## EXERCISE TASK:
Your task is to transcribe all of the records exactly and leave out the pictures.
---*---
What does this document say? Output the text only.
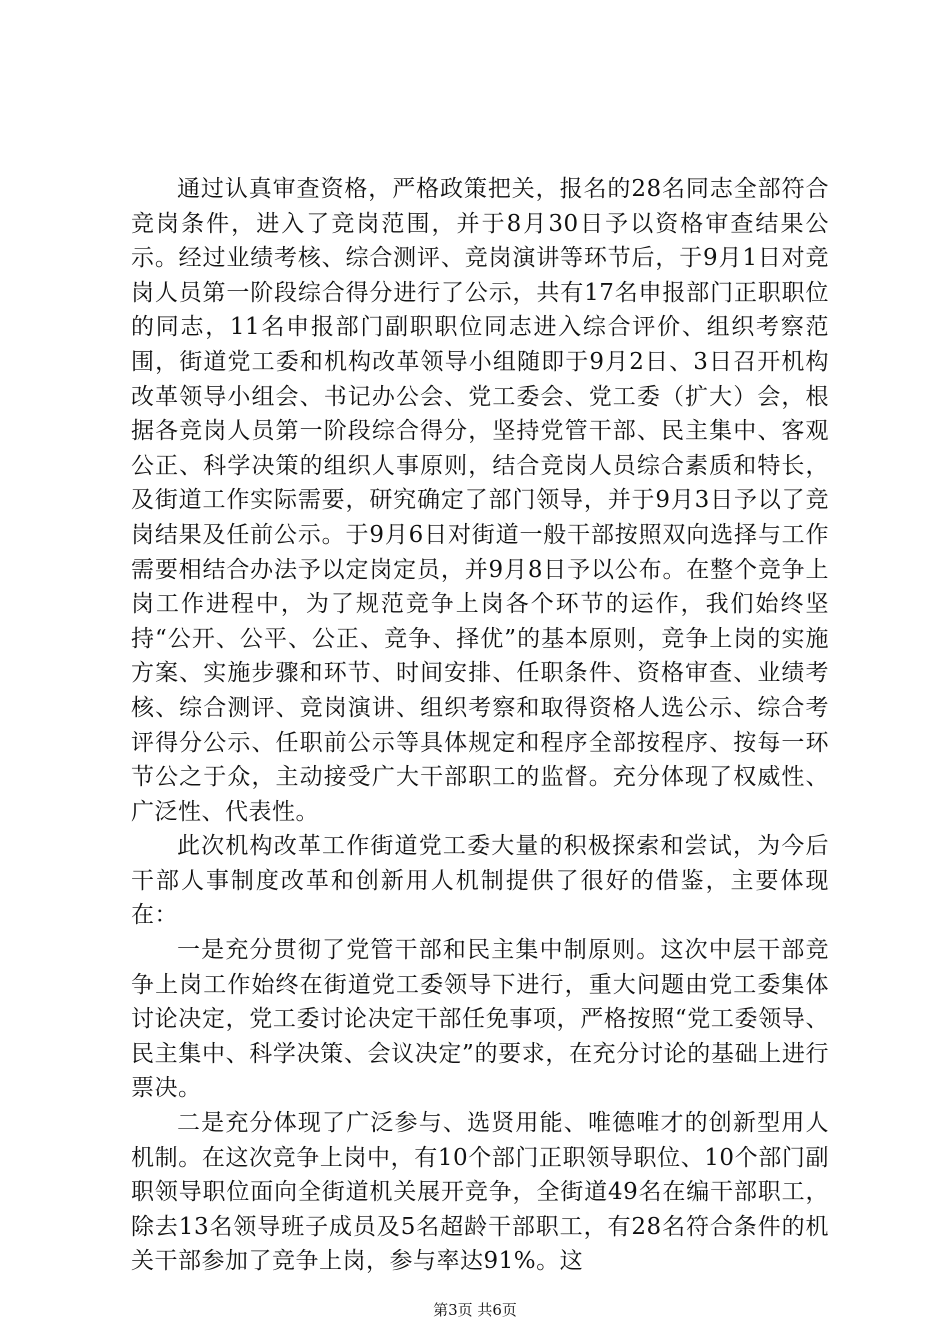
通过认真审查资格，严格政策把关，报名的28名同志全部符合竞岗条件，进入了竞岗范围，并于8月30日予以资格审查结果公示。经过业绩考核、综合测评、竞岗演讲等环节后，于9月1日对竞岗人员第一阶段综合得分进行了公示，共有17名申报部门正职职位的同志，11名申报部门副职职位同志进入综合评价、组织考察范围，街道党工委和机构改革领导小组随即于9月2日、3日召开机构改革领导小组会、书记办公会、党工委会、党工委（扩大）会，根据各竞岗人员第一阶段综合得分，坚持党管干部、民主集中、客观公正、科学决策的组织人事原则，结合竞岗人员综合素质和特长，及街道工作实际需要，研究确定了部门领导，并于9月3日予以了竞岗结果及任前公示。于9月6日对街道一般干部按照双向选择与工作需要相结合办法予以定岗定员，并9月8日予以公布。在整个竞争上岗工作进程中，为了规范竞争上岗各个环节的运作，我们始终坚持“公开、公平、公正、竞争、择优”的基本原则，竞争上岗的实施方案、实施步骤和环节、时间安排、任职条件、资格审查、业绩考核、综合测评、竞岗演讲、组织考察和取得资格人选公示、综合考评得分公示、任职前公示等具体规定和程序全部按程序、按每一环节公之于众，主动接受广大干部职工的监督。充分体现了权威性、广泛性、代表性。

此次机构改革工作街道党工委大量的积极探索和尝试，为今后干部人事制度改革和创新用人机制提供了很好的借鉴，主要体现在：

一是充分贯彻了党管干部和民主集中制原则。这次中层干部竞争上岗工作始终在街道党工委领导下进行，重大问题由党工委集体讨论决定，党工委讨论决定干部任免事项，严格按照“党工委领导、民主集中、科学决策、会议决定”的要求，在充分讨论的基础上进行票决。

二是充分体现了广泛参与、选贤用能、唯德唯才的创新型用人机制。在这次竞争上岗中，有10个部门正职领导职位、10个部门副职领导职位面向全街道机关展开竞争，全街道49名在编干部职工，除去13名领导班子成员及5名超龄干部职工，有28名符合条件的机关干部参加了竞争上岗，参与率达91%。这

第3页 共6页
---*---
## SOLUTION:
What does this document say? Output the text only.
通过认真审查资格，严格政策把关，报名的28名同志全部符合竞岗条件，进入了竞岗范围，并于8月30日予以资格审查结果公示。经过业绩考核、综合测评、竞岗演讲等环节后，于9月1日对竞岗人员第一阶段综合得分进行了公示，共有17名申报部门正职职位的同志，11名申报部门副职职位同志进入综合评价、组织考察范围，街道党工委和机构改革领导小组随即于9月2日、3日召开机构改革领导小组会、书记办公会、党工委会、党工委（扩大）会，根据各竞岗人员第一阶段综合得分，坚持党管干部、民主集中、客观公正、科学决策的组织人事原则，结合竞岗人员综合素质和特长，及街道工作实际需要，研究确定了部门领导，并于9月3日予以了竞岗结果及任前公示。于9月6日对街道一般干部按照双向选择与工作需要相结合办法予以定岗定员，并9月8日予以公布。在整个竞争上岗工作进程中，为了规范竞争上岗各个环节的运作，我们始终坚持“公开、公平、公正、竞争、择优”的基本原则，竞争上岗的实施方案、实施步骤和环节、时间安排、任职条件、资格审查、业绩考核、综合测评、竞岗演讲、组织考察和取得资格人选公示、综合考评得分公示、任职前公示等具体规定和程序全部按程序、按每一环节公之于众，主动接受广大干部职工的监督。充分体现了权威性、广泛性、代表性。

此次机构改革工作街道党工委大量的积极探索和尝试，为今后干部人事制度改革和创新用人机制提供了很好的借鉴，主要体现在：

一是充分贯彻了党管干部和民主集中制原则。这次中层干部竞争上岗工作始终在街道党工委领导下进行，重大问题由党工委集体讨论决定，党工委讨论决定干部任免事项，严格按照“党工委领导、民主集中、科学决策、会议决定”的要求，在充分讨论的基础上进行票决。

二是充分体现了广泛参与、选贤用能、唯德唯才的创新型用人机制。在这次竞争上岗中，有10个部门正职领导职位、10个部门副职领导职位面向全街道机关展开竞争，全街道49名在编干部职工，除去13名领导班子成员及5名超龄干部职工，有28名符合条件的机关干部参加了竞争上岗，参与率达91%。这

第3页 共6页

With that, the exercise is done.